--- begin INFORMATION GIVEN ---

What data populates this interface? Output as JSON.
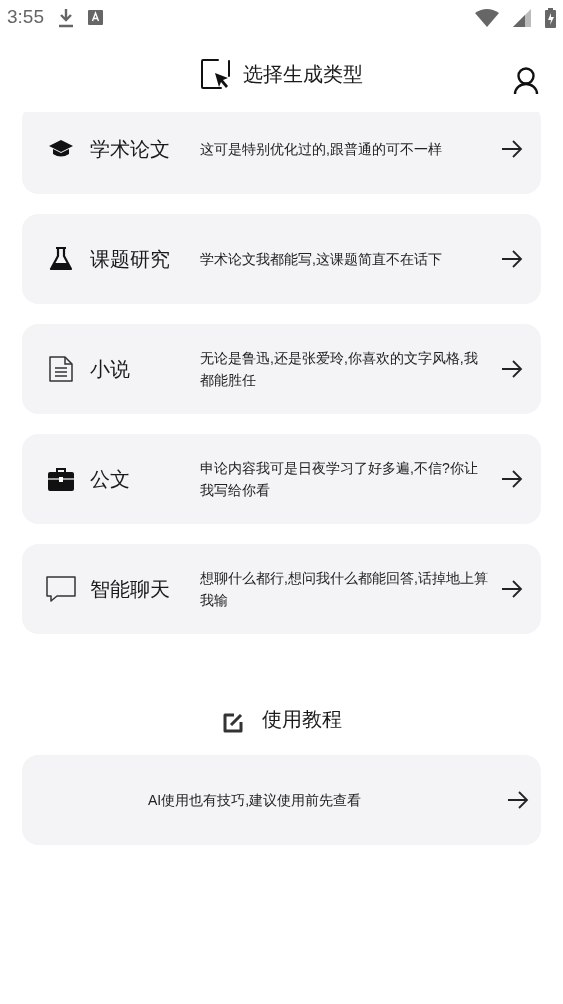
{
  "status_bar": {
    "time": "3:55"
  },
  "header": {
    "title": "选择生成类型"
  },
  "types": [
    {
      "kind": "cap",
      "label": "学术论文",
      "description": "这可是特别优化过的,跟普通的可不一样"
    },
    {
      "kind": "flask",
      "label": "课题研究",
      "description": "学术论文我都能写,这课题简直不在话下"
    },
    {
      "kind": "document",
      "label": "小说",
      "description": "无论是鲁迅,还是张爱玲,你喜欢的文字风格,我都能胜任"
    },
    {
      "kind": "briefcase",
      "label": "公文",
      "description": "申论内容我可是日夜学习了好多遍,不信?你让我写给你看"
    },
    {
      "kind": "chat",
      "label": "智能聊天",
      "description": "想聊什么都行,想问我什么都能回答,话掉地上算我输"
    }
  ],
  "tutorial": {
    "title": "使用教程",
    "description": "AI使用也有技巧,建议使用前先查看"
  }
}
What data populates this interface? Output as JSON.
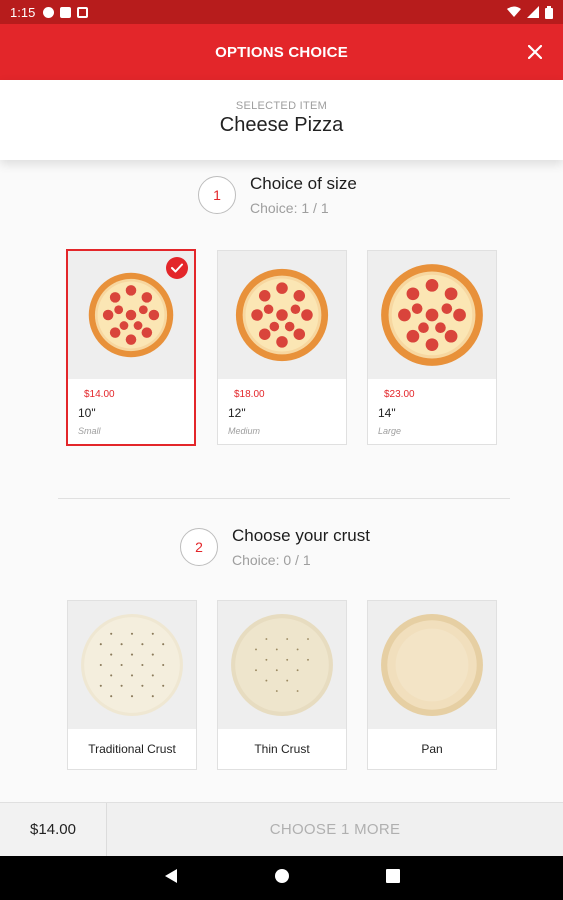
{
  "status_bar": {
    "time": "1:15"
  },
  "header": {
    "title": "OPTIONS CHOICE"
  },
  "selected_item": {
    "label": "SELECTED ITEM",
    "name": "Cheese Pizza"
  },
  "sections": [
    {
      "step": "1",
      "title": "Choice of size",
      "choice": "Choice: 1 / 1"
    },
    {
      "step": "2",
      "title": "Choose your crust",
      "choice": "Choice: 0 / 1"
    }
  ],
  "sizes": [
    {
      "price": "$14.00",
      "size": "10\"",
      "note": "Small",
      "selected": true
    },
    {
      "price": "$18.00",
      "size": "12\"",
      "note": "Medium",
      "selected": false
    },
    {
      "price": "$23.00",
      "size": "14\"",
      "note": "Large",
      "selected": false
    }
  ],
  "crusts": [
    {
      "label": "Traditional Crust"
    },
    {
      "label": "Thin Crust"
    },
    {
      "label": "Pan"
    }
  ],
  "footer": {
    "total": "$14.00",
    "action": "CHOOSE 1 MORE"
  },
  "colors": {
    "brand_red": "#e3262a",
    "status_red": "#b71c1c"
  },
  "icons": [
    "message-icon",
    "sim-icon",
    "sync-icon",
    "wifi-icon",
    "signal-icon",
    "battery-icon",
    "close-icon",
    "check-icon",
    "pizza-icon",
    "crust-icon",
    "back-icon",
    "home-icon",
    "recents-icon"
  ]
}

--- end INFORMATION GIVEN ---

# [DO THIS]
Reproduce all entries without any change, and omit the pictures.

# [RESULT FOR THIS EXERCISE]
What data populates this interface? Output as JSON.
{
  "status_bar": {
    "time": "3:55"
  },
  "header": {
    "title": "选择生成类型"
  },
  "types": [
    {
      "kind": "cap",
      "label": "学术论文",
      "description": "这可是特别优化过的,跟普通的可不一样"
    },
    {
      "kind": "flask",
      "label": "课题研究",
      "description": "学术论文我都能写,这课题简直不在话下"
    },
    {
      "kind": "document",
      "label": "小说",
      "description": "无论是鲁迅,还是张爱玲,你喜欢的文字风格,我都能胜任"
    },
    {
      "kind": "briefcase",
      "label": "公文",
      "description": "申论内容我可是日夜学习了好多遍,不信?你让我写给你看"
    },
    {
      "kind": "chat",
      "label": "智能聊天",
      "description": "想聊什么都行,想问我什么都能回答,话掉地上算我输"
    }
  ],
  "tutorial": {
    "title": "使用教程",
    "description": "AI使用也有技巧,建议使用前先查看"
  }
}
What data populates this interface? Output as JSON.
{
  "status_bar": {
    "time": "1:15"
  },
  "header": {
    "title": "OPTIONS CHOICE"
  },
  "selected_item": {
    "label": "SELECTED ITEM",
    "name": "Cheese Pizza"
  },
  "sections": [
    {
      "step": "1",
      "title": "Choice of size",
      "choice": "Choice: 1 / 1"
    },
    {
      "step": "2",
      "title": "Choose your crust",
      "choice": "Choice: 0 / 1"
    }
  ],
  "sizes": [
    {
      "price": "$14.00",
      "size": "10\"",
      "note": "Small",
      "selected": true
    },
    {
      "price": "$18.00",
      "size": "12\"",
      "note": "Medium",
      "selected": false
    },
    {
      "price": "$23.00",
      "size": "14\"",
      "note": "Large",
      "selected": false
    }
  ],
  "crusts": [
    {
      "label": "Traditional Crust"
    },
    {
      "label": "Thin Crust"
    },
    {
      "label": "Pan"
    }
  ],
  "footer": {
    "total": "$14.00",
    "action": "CHOOSE 1 MORE"
  },
  "colors": {
    "brand_red": "#e3262a",
    "status_red": "#b71c1c"
  },
  "icons": [
    "message-icon",
    "sim-icon",
    "sync-icon",
    "wifi-icon",
    "signal-icon",
    "battery-icon",
    "close-icon",
    "check-icon",
    "pizza-icon",
    "crust-icon",
    "back-icon",
    "home-icon",
    "recents-icon"
  ]
}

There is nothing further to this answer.